Data extract ->

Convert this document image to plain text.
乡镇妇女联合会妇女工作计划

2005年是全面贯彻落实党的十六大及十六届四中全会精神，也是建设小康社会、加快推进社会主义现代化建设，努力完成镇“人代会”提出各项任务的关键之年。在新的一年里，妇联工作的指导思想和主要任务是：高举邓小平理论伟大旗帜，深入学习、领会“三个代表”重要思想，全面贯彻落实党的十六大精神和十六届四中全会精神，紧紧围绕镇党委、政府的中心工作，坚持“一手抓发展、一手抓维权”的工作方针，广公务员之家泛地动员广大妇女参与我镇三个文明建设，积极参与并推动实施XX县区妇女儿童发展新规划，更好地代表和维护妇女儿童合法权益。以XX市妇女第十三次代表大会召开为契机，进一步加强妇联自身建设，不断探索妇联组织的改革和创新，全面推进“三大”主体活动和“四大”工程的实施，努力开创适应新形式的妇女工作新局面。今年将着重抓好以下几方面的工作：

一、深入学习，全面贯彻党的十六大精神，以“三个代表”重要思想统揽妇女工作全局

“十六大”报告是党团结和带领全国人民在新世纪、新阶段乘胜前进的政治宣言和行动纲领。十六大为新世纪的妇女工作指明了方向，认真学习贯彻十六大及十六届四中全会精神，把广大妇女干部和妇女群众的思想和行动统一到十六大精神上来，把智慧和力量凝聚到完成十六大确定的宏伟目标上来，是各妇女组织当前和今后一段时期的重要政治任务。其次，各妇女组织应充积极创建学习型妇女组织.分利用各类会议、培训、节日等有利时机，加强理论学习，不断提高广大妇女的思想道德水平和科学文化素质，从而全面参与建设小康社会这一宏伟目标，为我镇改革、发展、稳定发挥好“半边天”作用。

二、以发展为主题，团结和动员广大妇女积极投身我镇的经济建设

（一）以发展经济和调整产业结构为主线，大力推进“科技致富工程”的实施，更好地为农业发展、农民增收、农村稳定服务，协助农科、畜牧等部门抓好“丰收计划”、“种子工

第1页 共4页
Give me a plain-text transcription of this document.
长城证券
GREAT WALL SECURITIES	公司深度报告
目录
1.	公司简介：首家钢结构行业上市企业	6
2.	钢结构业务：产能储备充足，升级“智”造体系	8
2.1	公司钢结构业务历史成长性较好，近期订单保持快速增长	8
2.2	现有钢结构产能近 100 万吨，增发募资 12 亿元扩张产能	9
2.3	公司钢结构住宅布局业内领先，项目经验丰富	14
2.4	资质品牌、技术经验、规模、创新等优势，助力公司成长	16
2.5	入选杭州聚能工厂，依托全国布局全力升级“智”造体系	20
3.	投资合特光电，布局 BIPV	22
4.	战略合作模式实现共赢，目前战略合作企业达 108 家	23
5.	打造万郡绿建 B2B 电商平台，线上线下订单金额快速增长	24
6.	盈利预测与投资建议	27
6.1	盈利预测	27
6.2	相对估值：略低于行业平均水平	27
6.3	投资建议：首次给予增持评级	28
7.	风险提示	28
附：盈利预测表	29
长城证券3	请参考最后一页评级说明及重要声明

Directive ->
Locate the lines above that hold the word "plain". Show every one of them.

Exercise response ->
Convert this document image to plain text.
Give me a plain-text transcription of this document.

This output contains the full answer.